** STATED EXERCISE **
Which lines below hold the word "Реестр"? Copy all of them.

** INPUT RECORDS **

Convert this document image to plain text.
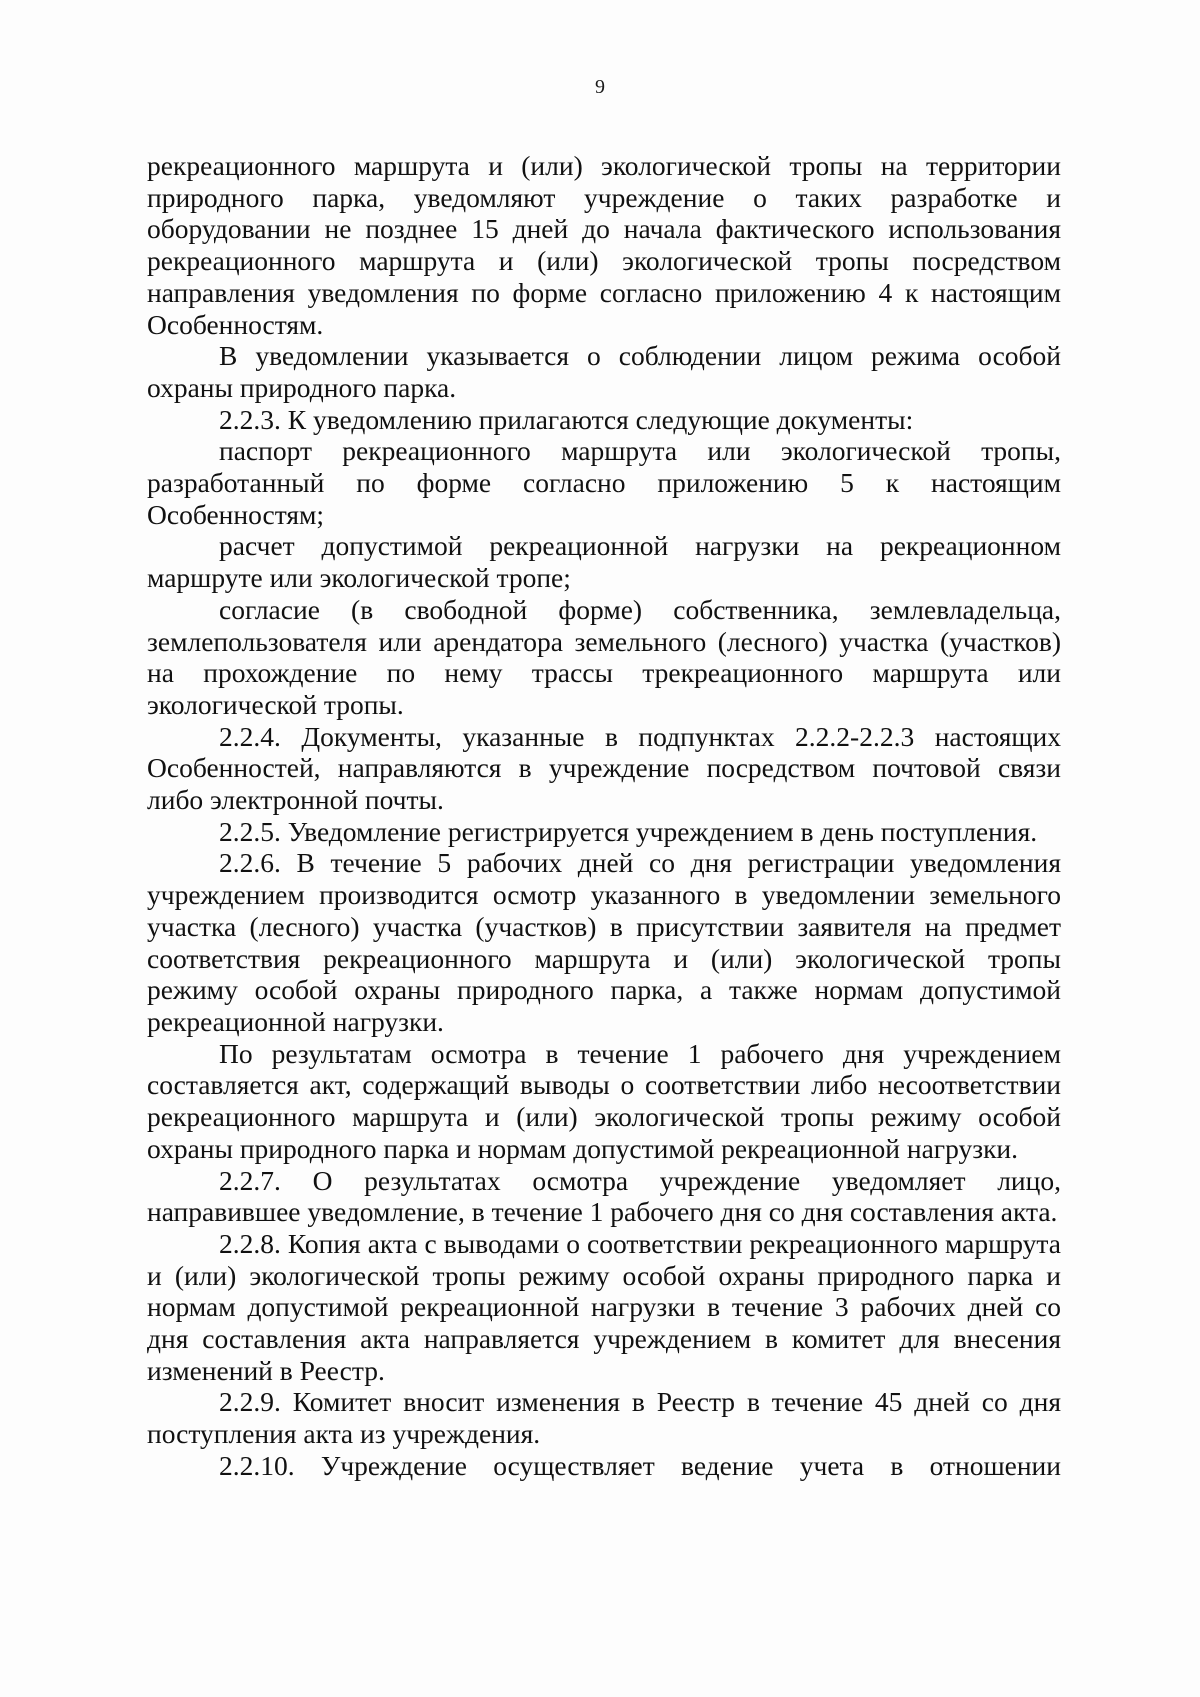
9

рекреационного маршрута и (или) экологической тропы на территории природного парка, уведомляют учреждение о таких разработке и оборудовании не позднее 15 дней до начала фактического использования рекреационного маршрута и (или) экологической тропы посредством направления уведомления по форме согласно приложению 4 к настоящим Особенностям.

В уведомлении указывается о соблюдении лицом режима особой охраны природного парка.

2.2.3. К уведомлению прилагаются следующие документы:

паспорт рекреационного маршрута или экологической тропы, разработанный по форме согласно приложению 5 к настоящим Особенностям;

расчет допустимой рекреационной нагрузки на рекреационном маршруте или экологической тропе;

согласие (в свободной форме) собственника, землевладельца, землепользователя или арендатора земельного (лесного) участка (участков) на прохождение по нему трассы трекреационного маршрута или экологической тропы.

2.2.4. Документы, указанные в подпунктах 2.2.2-2.2.3 настоящих Особенностей, направляются в учреждение посредством почтовой связи либо электронной почты.

2.2.5. Уведомление регистрируется учреждением в день поступления.

2.2.6. В течение 5 рабочих дней со дня регистрации уведомления учреждением производится осмотр указанного в уведомлении земельного участка (лесного) участка (участков) в присутствии заявителя на предмет соответствия рекреационного маршрута и (или) экологической тропы режиму особой охраны природного парка, а также нормам допустимой рекреационной нагрузки.

По результатам осмотра в течение 1 рабочего дня учреждением составляется акт, содержащий выводы о соответствии либо несоответствии рекреационного маршрута и (или) экологической тропы режиму особой охраны природного парка и нормам допустимой рекреационной нагрузки.

2.2.7. О результатах осмотра учреждение уведомляет лицо, направившее уведомление, в течение 1 рабочего дня со дня составления акта.

2.2.8. Копия акта с выводами о соответствии рекреационного маршрута и (или) экологической тропы режиму особой охраны природного парка и нормам допустимой рекреационной нагрузки в течение 3 рабочих дней со дня составления акта направляется учреждением в комитет для внесения изменений в Реестр.

2.2.9. Комитет вносит изменения в Реестр в течение 45 дней со дня поступления акта из учреждения.

2.2.10. Учреждение осуществляет ведение учета в отношении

** WRITTEN ANSWER **
2.2.8. Копия акта с выводами о соответствии рекреационного маршрута и (или) экологической тропы режиму особой охраны природного парка и нормам допустимой рекреационной нагрузки в течение 3 рабочих дней со дня составления акта направляется учреждением в комитет для внесения изменений в Реестр.
2.2.9. Комитет вносит изменения в Реестр в течение 45 дней со дня поступления акта из учреждения.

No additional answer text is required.